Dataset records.
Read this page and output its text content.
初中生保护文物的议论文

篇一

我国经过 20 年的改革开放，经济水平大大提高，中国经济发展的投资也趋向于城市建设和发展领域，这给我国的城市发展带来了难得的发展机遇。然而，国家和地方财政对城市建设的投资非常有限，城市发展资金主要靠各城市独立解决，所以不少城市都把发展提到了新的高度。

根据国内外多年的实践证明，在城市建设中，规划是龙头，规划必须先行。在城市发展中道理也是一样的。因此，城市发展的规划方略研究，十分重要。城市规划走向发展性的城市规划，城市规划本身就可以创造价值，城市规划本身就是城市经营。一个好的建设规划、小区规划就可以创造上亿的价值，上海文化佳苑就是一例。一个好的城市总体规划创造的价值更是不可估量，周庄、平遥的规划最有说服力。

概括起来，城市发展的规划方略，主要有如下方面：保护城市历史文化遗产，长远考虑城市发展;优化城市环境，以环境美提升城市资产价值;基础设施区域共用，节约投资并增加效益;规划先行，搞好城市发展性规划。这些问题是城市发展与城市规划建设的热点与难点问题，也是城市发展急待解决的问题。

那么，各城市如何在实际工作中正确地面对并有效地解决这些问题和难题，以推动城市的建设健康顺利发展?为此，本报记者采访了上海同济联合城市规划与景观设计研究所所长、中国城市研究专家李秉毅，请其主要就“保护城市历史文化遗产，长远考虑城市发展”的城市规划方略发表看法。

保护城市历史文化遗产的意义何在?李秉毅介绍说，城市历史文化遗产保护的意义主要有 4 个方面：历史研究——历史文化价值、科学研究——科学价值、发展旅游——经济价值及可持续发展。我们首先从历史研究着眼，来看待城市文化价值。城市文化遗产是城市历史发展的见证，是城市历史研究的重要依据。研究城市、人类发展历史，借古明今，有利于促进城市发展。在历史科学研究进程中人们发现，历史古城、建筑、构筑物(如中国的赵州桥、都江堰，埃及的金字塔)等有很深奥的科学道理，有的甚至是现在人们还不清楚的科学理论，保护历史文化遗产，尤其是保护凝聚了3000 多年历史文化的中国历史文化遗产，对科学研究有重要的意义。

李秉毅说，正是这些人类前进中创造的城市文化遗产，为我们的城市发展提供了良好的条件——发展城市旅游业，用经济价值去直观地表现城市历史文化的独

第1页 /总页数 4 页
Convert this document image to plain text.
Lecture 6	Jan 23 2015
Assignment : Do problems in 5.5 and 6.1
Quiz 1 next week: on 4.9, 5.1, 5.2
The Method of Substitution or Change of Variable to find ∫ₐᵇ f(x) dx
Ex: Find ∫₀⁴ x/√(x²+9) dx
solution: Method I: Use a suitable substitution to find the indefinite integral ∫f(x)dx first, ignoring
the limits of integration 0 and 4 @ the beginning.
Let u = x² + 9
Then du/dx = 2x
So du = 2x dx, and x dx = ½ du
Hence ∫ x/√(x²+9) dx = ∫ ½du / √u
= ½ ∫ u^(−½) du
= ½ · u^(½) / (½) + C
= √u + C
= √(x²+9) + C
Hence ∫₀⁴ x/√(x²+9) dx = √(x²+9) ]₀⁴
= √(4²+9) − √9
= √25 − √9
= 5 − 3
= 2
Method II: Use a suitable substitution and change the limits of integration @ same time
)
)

The request. From the entries, report each line that includes the word "text".

Finished exercise.
Read this page and output its text content.
Convert this document image to plain text.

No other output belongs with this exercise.